Find the lines that hold the word "Group" and return them.
== Material for this task ==
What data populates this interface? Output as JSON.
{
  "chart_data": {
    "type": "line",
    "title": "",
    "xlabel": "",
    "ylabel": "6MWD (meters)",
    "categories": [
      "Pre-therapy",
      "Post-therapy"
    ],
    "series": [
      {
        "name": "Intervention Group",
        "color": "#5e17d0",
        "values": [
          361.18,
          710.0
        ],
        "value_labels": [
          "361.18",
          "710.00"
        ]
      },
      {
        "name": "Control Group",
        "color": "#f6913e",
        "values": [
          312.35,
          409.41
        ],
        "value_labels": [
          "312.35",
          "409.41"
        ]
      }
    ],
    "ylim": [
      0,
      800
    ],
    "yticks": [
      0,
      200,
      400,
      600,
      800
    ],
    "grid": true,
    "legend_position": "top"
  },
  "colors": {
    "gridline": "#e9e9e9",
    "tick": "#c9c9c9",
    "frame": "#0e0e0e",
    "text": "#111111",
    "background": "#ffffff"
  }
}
===
== Material for this task ==
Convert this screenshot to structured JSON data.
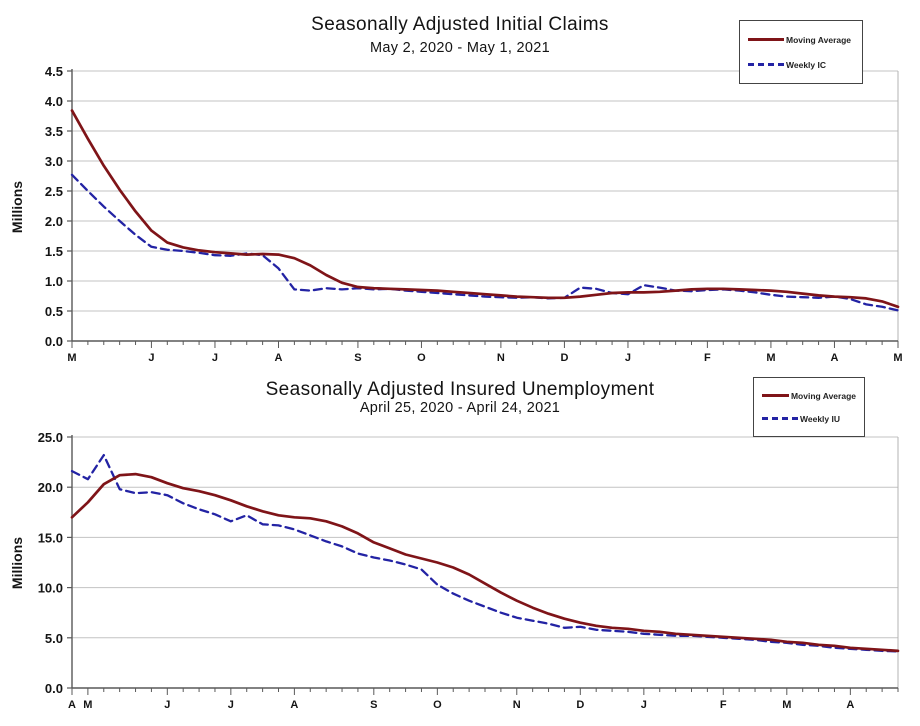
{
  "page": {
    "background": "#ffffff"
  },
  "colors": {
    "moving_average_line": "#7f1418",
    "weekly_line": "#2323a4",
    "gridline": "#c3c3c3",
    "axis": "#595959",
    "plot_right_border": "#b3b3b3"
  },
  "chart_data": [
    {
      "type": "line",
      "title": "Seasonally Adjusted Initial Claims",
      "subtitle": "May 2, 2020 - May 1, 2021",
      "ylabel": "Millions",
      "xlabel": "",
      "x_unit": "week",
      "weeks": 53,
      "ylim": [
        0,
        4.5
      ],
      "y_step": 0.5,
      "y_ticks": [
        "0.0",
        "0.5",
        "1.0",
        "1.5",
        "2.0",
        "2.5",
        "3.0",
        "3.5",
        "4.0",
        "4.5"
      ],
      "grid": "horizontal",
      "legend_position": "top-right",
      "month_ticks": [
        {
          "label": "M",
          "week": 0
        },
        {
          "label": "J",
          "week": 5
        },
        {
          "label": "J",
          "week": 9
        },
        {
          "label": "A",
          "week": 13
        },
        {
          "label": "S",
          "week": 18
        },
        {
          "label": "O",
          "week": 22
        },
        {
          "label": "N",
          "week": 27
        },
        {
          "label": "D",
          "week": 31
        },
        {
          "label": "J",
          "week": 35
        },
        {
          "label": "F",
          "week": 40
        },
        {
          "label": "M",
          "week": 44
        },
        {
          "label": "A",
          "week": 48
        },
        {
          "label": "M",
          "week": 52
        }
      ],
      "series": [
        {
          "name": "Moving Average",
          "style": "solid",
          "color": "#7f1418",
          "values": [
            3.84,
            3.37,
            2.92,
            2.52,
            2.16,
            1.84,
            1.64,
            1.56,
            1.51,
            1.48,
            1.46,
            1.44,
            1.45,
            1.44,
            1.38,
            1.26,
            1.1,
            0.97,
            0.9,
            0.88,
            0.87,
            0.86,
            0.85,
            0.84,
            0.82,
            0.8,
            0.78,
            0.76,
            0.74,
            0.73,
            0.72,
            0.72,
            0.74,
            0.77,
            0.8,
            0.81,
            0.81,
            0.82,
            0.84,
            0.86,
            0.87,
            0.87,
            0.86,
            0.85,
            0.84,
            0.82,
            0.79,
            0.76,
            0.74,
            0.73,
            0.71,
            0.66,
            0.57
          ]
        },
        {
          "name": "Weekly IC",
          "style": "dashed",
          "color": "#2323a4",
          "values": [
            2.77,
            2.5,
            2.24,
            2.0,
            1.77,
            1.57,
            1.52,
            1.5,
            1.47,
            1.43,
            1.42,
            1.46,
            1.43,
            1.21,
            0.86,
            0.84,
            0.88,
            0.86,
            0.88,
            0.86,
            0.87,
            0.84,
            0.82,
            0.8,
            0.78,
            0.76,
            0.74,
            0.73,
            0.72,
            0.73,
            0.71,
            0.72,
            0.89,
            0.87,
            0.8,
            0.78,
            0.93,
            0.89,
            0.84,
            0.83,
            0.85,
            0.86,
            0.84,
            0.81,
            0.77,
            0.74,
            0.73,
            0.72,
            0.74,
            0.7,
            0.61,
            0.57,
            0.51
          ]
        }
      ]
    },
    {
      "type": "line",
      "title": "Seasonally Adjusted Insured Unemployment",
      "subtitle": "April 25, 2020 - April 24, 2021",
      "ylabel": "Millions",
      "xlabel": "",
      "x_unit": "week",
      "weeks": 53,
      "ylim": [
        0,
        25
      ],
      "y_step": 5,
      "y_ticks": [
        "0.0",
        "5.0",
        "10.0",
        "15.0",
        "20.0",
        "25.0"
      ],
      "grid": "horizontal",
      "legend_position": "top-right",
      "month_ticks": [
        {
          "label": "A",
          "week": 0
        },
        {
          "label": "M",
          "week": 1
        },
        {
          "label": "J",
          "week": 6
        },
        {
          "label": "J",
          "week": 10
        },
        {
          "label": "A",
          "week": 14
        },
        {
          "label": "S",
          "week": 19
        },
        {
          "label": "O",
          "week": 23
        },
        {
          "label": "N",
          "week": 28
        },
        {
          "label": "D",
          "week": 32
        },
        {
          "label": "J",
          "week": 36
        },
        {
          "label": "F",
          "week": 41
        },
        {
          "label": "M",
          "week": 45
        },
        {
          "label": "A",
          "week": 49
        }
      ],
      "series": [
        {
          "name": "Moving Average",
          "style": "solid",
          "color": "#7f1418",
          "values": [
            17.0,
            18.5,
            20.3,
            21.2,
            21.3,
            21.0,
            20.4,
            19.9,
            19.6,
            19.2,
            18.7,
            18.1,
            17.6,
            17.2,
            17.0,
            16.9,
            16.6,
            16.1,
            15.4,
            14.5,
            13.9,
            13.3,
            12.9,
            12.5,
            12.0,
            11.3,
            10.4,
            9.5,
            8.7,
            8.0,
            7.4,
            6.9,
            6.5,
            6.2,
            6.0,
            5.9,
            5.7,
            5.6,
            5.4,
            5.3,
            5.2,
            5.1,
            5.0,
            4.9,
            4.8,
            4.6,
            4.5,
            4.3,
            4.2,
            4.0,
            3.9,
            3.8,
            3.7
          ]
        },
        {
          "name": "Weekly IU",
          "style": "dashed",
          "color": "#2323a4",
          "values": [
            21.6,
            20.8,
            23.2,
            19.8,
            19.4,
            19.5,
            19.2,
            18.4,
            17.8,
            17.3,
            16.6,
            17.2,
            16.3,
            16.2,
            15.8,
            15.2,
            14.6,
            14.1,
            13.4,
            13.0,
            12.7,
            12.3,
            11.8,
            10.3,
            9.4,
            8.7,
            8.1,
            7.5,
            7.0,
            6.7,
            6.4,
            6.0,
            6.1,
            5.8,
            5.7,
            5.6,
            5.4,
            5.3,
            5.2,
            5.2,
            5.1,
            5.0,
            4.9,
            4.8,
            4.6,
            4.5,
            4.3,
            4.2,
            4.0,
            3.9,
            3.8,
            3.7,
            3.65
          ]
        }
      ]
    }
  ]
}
===
== Material for this task ==
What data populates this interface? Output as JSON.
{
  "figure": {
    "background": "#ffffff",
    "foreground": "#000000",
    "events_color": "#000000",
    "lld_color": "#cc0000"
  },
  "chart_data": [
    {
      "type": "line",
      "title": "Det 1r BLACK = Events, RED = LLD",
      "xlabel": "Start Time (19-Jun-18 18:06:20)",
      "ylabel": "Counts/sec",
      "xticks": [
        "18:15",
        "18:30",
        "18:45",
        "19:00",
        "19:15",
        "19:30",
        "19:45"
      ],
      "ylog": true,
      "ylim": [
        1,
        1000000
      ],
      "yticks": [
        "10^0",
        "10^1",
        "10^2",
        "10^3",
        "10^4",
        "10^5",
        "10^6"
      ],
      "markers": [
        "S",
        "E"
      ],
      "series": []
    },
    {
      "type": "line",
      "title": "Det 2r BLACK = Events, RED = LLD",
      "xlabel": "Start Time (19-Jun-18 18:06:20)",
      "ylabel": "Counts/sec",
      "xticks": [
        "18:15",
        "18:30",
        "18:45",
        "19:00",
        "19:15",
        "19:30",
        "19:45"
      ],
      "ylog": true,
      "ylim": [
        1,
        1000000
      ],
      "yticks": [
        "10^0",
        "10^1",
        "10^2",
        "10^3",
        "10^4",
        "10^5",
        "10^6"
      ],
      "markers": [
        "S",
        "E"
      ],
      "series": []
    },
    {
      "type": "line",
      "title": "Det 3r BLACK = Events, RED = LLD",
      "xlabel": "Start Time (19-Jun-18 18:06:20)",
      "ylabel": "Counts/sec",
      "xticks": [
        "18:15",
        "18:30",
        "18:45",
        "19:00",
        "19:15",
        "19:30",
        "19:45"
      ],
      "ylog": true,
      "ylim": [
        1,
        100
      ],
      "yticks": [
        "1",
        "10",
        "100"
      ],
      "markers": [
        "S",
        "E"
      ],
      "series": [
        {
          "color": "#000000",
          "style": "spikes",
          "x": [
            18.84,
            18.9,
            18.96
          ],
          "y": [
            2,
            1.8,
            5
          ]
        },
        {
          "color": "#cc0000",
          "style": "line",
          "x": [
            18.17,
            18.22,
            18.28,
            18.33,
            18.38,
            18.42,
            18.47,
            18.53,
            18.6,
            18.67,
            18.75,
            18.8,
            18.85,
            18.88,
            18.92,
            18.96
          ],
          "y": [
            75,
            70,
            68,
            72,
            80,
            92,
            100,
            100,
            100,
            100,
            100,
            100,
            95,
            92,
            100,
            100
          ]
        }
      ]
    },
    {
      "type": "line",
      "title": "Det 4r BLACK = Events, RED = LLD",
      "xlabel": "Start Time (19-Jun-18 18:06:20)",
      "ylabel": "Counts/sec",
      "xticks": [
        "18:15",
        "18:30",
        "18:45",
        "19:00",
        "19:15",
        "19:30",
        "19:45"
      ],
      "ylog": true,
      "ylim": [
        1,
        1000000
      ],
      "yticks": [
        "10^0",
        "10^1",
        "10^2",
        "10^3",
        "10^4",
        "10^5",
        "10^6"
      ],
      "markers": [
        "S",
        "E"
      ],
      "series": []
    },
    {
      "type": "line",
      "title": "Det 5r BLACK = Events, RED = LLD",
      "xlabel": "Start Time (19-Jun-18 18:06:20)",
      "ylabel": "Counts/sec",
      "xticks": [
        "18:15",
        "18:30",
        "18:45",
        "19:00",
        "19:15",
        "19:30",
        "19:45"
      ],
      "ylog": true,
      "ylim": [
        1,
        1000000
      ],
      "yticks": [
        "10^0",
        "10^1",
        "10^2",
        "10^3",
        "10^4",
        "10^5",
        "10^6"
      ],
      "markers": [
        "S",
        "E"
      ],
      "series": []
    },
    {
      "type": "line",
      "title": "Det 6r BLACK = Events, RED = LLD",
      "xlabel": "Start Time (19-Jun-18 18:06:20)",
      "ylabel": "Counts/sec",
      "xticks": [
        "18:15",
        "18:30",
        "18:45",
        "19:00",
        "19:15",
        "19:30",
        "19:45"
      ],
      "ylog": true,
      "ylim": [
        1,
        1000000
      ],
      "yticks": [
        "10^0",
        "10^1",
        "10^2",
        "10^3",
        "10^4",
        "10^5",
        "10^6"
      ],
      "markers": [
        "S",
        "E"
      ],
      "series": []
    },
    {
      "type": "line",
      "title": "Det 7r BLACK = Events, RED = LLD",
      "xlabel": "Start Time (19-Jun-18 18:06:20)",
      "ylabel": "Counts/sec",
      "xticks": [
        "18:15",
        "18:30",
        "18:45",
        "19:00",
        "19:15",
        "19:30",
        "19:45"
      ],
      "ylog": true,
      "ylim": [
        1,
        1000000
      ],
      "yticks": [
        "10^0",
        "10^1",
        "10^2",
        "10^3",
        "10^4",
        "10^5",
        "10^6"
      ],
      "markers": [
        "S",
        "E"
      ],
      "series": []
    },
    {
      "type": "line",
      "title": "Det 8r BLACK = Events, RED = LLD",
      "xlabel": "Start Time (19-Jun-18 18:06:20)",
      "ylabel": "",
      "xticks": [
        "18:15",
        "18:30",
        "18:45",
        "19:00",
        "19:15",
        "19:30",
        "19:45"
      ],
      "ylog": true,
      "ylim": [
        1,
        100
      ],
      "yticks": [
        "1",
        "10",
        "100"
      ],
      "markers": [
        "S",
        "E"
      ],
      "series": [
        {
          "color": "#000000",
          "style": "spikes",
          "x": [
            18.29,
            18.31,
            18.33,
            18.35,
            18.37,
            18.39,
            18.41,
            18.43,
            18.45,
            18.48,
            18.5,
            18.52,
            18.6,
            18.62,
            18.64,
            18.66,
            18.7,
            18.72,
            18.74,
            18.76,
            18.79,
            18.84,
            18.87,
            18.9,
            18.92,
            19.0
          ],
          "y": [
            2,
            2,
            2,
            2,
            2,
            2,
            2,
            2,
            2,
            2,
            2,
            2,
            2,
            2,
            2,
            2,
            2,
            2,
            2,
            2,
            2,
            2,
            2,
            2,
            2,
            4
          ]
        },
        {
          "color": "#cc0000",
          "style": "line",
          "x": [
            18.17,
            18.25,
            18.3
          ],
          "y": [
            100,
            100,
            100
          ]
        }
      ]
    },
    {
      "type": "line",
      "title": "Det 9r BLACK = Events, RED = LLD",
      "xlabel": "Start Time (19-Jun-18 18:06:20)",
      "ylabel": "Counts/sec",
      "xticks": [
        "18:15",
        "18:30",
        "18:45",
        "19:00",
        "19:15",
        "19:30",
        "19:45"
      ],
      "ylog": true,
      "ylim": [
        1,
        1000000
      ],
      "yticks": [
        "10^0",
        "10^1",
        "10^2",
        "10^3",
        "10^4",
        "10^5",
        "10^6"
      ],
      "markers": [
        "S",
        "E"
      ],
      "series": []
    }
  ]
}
===
• _The output_
        "name": "Intervention Group",
        "name": "Control Group",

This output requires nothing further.